• [Required task]
Print, exactly and completely, every entry in the data.

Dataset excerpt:
Start
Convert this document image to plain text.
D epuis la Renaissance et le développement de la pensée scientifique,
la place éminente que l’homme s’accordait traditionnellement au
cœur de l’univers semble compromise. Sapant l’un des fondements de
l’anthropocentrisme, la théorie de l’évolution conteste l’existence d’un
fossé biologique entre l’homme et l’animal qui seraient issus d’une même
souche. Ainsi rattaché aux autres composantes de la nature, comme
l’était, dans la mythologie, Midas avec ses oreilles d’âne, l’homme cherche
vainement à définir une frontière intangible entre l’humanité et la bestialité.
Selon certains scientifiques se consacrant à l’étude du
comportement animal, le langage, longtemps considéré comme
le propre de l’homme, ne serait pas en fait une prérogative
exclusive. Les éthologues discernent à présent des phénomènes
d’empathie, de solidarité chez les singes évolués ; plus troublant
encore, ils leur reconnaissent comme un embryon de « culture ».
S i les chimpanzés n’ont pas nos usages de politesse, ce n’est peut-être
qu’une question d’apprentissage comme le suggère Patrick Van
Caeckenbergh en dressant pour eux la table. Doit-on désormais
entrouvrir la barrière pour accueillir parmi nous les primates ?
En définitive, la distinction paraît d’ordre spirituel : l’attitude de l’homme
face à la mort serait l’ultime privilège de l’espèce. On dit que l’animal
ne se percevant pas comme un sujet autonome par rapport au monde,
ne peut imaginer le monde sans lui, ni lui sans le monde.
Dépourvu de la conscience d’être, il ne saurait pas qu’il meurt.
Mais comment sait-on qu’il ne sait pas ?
End
• [Solved exercise]
Convert this document image to plain text.
D epuis la Renaissance et le développement de la pensée scientifique,
la place éminente que l’homme s’accordait traditionnellement au
cœur de l’univers semble compromise. Sapant l’un des fondements de
l’anthropocentrisme, la théorie de l’évolution conteste l’existence d’un
fossé biologique entre l’homme et l’animal qui seraient issus d’une même
souche. Ainsi rattaché aux autres composantes de la nature, comme
l’était, dans la mythologie, Midas avec ses oreilles d’âne, l’homme cherche
vainement à définir une frontière intangible entre l’humanité et la bestialité.
Selon certains scientifiques se consacrant à l’étude du
comportement animal, le langage, longtemps considéré comme
le propre de l’homme, ne serait pas en fait une prérogative
exclusive. Les éthologues discernent à présent des phénomènes
d’empathie, de solidarité chez les singes évolués ; plus troublant
encore, ils leur reconnaissent comme un embryon de « culture ».
S i les chimpanzés n’ont pas nos usages de politesse, ce n’est peut-être
qu’une question d’apprentissage comme le suggère Patrick Van
Caeckenbergh en dressant pour eux la table. Doit-on désormais
entrouvrir la barrière pour accueillir parmi nous les primates ?
En définitive, la distinction paraît d’ordre spirituel : l’attitude de l’homme
face à la mort serait l’ultime privilège de l’espèce. On dit que l’animal
ne se percevant pas comme un sujet autonome par rapport au monde,
ne peut imaginer le monde sans lui, ni lui sans le monde.
Dépourvu de la conscience d’être, il ne saurait pas qu’il meurt.
Mais comment sait-on qu’il ne sait pas ?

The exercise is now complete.